### Exercise task
Write out each line beneath this one exactly as it reads.

### Dataset records

_ _ _ _ _ _ _

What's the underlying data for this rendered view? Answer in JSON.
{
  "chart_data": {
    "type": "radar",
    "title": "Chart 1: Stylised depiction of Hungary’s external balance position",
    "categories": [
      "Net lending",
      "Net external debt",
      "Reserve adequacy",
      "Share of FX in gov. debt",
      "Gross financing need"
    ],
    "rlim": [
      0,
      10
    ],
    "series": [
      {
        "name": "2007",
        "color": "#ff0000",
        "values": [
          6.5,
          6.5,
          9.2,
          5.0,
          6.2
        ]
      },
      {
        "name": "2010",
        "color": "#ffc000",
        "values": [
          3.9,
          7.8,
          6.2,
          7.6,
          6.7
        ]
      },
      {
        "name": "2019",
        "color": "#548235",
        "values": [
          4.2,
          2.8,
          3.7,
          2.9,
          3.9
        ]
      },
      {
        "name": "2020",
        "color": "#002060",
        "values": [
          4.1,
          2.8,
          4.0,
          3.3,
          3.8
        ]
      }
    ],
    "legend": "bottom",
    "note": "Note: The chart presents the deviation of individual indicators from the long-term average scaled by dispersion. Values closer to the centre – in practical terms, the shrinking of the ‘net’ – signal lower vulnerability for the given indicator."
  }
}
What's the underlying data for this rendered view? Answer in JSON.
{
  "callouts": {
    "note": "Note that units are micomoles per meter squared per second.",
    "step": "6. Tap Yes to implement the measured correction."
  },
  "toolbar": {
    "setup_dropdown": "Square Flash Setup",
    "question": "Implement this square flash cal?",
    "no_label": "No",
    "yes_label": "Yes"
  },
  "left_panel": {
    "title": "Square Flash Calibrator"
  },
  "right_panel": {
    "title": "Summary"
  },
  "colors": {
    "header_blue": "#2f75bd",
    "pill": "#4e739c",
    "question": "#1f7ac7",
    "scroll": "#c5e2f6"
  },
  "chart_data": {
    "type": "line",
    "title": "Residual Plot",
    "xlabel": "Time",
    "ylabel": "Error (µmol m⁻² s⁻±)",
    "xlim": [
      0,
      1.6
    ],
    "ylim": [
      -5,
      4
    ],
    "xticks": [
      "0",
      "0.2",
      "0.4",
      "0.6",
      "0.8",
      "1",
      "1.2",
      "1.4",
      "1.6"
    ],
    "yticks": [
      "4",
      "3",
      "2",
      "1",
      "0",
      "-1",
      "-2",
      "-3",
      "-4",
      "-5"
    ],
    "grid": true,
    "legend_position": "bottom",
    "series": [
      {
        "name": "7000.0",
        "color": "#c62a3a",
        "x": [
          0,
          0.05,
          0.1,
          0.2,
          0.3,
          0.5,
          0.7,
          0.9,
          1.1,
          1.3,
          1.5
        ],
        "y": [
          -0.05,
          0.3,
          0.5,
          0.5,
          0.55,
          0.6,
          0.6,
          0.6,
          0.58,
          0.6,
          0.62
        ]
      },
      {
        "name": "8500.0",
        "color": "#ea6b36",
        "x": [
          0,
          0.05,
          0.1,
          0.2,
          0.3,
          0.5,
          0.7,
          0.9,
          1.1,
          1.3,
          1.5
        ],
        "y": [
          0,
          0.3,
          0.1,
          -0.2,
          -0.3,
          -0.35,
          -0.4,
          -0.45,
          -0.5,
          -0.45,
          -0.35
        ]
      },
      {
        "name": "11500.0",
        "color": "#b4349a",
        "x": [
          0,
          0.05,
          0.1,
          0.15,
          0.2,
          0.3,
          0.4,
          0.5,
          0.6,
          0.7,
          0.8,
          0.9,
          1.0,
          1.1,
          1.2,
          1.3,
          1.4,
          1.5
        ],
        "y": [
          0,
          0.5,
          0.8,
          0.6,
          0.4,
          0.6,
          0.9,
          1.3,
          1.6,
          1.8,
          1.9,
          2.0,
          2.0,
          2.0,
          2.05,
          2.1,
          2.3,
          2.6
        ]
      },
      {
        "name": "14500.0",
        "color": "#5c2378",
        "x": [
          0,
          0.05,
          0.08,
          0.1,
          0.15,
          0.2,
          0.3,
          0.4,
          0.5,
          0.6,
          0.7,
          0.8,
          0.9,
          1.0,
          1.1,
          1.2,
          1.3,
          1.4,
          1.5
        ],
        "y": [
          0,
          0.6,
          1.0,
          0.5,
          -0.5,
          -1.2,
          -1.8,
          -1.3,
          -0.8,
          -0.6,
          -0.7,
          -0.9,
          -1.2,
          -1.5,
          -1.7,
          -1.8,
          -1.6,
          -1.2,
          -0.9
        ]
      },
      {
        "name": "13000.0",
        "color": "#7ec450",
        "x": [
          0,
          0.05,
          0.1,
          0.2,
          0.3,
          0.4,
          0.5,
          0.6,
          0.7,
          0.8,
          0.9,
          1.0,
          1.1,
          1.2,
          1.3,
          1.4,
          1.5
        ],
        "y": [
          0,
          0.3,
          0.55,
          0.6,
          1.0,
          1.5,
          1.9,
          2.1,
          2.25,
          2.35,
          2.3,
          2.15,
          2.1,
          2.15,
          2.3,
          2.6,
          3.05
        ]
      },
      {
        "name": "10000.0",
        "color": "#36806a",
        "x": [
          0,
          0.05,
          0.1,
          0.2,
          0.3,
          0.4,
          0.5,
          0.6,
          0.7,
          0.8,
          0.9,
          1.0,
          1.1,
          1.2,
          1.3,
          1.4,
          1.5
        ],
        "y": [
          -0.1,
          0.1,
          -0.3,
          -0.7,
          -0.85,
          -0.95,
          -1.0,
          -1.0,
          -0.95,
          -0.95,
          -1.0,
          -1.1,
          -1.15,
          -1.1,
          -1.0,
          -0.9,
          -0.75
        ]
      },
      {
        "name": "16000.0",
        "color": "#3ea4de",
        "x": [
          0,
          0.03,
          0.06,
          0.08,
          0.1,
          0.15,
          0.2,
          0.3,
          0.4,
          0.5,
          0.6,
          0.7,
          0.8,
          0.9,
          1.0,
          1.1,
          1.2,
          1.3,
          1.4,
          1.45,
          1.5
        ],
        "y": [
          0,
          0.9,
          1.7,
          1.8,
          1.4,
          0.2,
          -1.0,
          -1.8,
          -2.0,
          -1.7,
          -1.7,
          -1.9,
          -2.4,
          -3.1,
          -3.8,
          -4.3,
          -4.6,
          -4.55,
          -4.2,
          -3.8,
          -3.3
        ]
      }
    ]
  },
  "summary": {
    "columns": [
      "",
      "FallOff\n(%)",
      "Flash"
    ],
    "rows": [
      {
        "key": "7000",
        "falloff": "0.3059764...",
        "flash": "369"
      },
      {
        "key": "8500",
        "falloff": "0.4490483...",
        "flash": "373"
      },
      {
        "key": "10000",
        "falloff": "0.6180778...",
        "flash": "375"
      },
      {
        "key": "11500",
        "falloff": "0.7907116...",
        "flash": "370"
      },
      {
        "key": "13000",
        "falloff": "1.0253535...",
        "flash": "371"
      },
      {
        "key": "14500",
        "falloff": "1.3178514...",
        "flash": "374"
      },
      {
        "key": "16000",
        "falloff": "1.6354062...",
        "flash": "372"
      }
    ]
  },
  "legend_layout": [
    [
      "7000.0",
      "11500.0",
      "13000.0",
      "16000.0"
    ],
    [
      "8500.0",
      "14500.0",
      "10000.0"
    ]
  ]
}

_ _ _ _ _ _ _

### Completed exercise
What's the underlying data for this rendered view? Answer in JSON.
{
  "chart_data": {
    "type": "radar",
    "title": "Chart 1: Stylised depiction of Hungary’s external balance position",
    "categories": [
      "Net lending",
      "Net external debt",
      "Reserve adequacy",
      "Share of FX in gov. debt",
      "Gross financing need"
    ],
    "rlim": [
      0,
      10
    ],
    "series": [
      {
        "name": "2007",
        "color": "#ff0000",
        "values": [
          6.5,
          6.5,
          9.2,
          5.0,
          6.2
        ]
      },
      {
        "name": "2010",
        "color": "#ffc000",
        "values": [
          3.9,
          7.8,
          6.2,
          7.6,
          6.7
        ]
      },
      {
        "name": "2019",
        "color": "#548235",
        "values": [
          4.2,
          2.8,
          3.7,
          2.9,
          3.9
        ]
      },
      {
        "name": "2020",
        "color": "#002060",
        "values": [
          4.1,
          2.8,
          4.0,
          3.3,
          3.8
        ]
      }
    ],
    "legend": "bottom",
    "note": "Note: The chart presents the deviation of individual indicators from the long-term average scaled by dispersion. Values closer to the centre – in practical terms, the shrinking of the ‘net’ – signal lower vulnerability for the given indicator."
  }
}
What's the underlying data for this rendered view? Answer in JSON.
{
  "callouts": {
    "note": "Note that units are micomoles per meter squared per second.",
    "step": "6. Tap Yes to implement the measured correction."
  },
  "toolbar": {
    "setup_dropdown": "Square Flash Setup",
    "question": "Implement this square flash cal?",
    "no_label": "No",
    "yes_label": "Yes"
  },
  "left_panel": {
    "title": "Square Flash Calibrator"
  },
  "right_panel": {
    "title": "Summary"
  },
  "colors": {
    "header_blue": "#2f75bd",
    "pill": "#4e739c",
    "question": "#1f7ac7",
    "scroll": "#c5e2f6"
  },
  "chart_data": {
    "type": "line",
    "title": "Residual Plot",
    "xlabel": "Time",
    "ylabel": "Error (µmol m⁻² s⁻±)",
    "xlim": [
      0,
      1.6
    ],
    "ylim": [
      -5,
      4
    ],
    "xticks": [
      "0",
      "0.2",
      "0.4",
      "0.6",
      "0.8",
      "1",
      "1.2",
      "1.4",
      "1.6"
    ],
    "yticks": [
      "4",
      "3",
      "2",
      "1",
      "0",
      "-1",
      "-2",
      "-3",
      "-4",
      "-5"
    ],
    "grid": true,
    "legend_position": "bottom",
    "series": [
      {
        "name": "7000.0",
        "color": "#c62a3a",
        "x": [
          0,
          0.05,
          0.1,
          0.2,
          0.3,
          0.5,
          0.7,
          0.9,
          1.1,
          1.3,
          1.5
        ],
        "y": [
          -0.05,
          0.3,
          0.5,
          0.5,
          0.55,
          0.6,
          0.6,
          0.6,
          0.58,
          0.6,
          0.62
        ]
      },
      {
        "name": "8500.0",
        "color": "#ea6b36",
        "x": [
          0,
          0.05,
          0.1,
          0.2,
          0.3,
          0.5,
          0.7,
          0.9,
          1.1,
          1.3,
          1.5
        ],
        "y": [
          0,
          0.3,
          0.1,
          -0.2,
          -0.3,
          -0.35,
          -0.4,
          -0.45,
          -0.5,
          -0.45,
          -0.35
        ]
      },
      {
        "name": "11500.0",
        "color": "#b4349a",
        "x": [
          0,
          0.05,
          0.1,
          0.15,
          0.2,
          0.3,
          0.4,
          0.5,
          0.6,
          0.7,
          0.8,
          0.9,
          1.0,
          1.1,
          1.2,
          1.3,
          1.4,
          1.5
        ],
        "y": [
          0,
          0.5,
          0.8,
          0.6,
          0.4,
          0.6,
          0.9,
          1.3,
          1.6,
          1.8,
          1.9,
          2.0,
          2.0,
          2.0,
          2.05,
          2.1,
          2.3,
          2.6
        ]
      },
      {
        "name": "14500.0",
        "color": "#5c2378",
        "x": [
          0,
          0.05,
          0.08,
          0.1,
          0.15,
          0.2,
          0.3,
          0.4,
          0.5,
          0.6,
          0.7,
          0.8,
          0.9,
          1.0,
          1.1,
          1.2,
          1.3,
          1.4,
          1.5
        ],
        "y": [
          0,
          0.6,
          1.0,
          0.5,
          -0.5,
          -1.2,
          -1.8,
          -1.3,
          -0.8,
          -0.6,
          -0.7,
          -0.9,
          -1.2,
          -1.5,
          -1.7,
          -1.8,
          -1.6,
          -1.2,
          -0.9
        ]
      },
      {
        "name": "13000.0",
        "color": "#7ec450",
        "x": [
          0,
          0.05,
          0.1,
          0.2,
          0.3,
          0.4,
          0.5,
          0.6,
          0.7,
          0.8,
          0.9,
          1.0,
          1.1,
          1.2,
          1.3,
          1.4,
          1.5
        ],
        "y": [
          0,
          0.3,
          0.55,
          0.6,
          1.0,
          1.5,
          1.9,
          2.1,
          2.25,
          2.35,
          2.3,
          2.15,
          2.1,
          2.15,
          2.3,
          2.6,
          3.05
        ]
      },
      {
        "name": "10000.0",
        "color": "#36806a",
        "x": [
          0,
          0.05,
          0.1,
          0.2,
          0.3,
          0.4,
          0.5,
          0.6,
          0.7,
          0.8,
          0.9,
          1.0,
          1.1,
          1.2,
          1.3,
          1.4,
          1.5
        ],
        "y": [
          -0.1,
          0.1,
          -0.3,
          -0.7,
          -0.85,
          -0.95,
          -1.0,
          -1.0,
          -0.95,
          -0.95,
          -1.0,
          -1.1,
          -1.15,
          -1.1,
          -1.0,
          -0.9,
          -0.75
        ]
      },
      {
        "name": "16000.0",
        "color": "#3ea4de",
        "x": [
          0,
          0.03,
          0.06,
          0.08,
          0.1,
          0.15,
          0.2,
          0.3,
          0.4,
          0.5,
          0.6,
          0.7,
          0.8,
          0.9,
          1.0,
          1.1,
          1.2,
          1.3,
          1.4,
          1.45,
          1.5
        ],
        "y": [
          0,
          0.9,
          1.7,
          1.8,
          1.4,
          0.2,
          -1.0,
          -1.8,
          -2.0,
          -1.7,
          -1.7,
          -1.9,
          -2.4,
          -3.1,
          -3.8,
          -4.3,
          -4.6,
          -4.55,
          -4.2,
          -3.8,
          -3.3
        ]
      }
    ]
  },
  "summary": {
    "columns": [
      "",
      "FallOff\n(%)",
      "Flash"
    ],
    "rows": [
      {
        "key": "7000",
        "falloff": "0.3059764...",
        "flash": "369"
      },
      {
        "key": "8500",
        "falloff": "0.4490483...",
        "flash": "373"
      },
      {
        "key": "10000",
        "falloff": "0.6180778...",
        "flash": "375"
      },
      {
        "key": "11500",
        "falloff": "0.7907116...",
        "flash": "370"
      },
      {
        "key": "13000",
        "falloff": "1.0253535...",
        "flash": "371"
      },
      {
        "key": "14500",
        "falloff": "1.3178514...",
        "flash": "374"
      },
      {
        "key": "16000",
        "falloff": "1.6354062...",
        "flash": "372"
      }
    ]
  },
  "legend_layout": [
    [
      "7000.0",
      "11500.0",
      "13000.0",
      "16000.0"
    ],
    [
      "8500.0",
      "14500.0",
      "10000.0"
    ]
  ]
}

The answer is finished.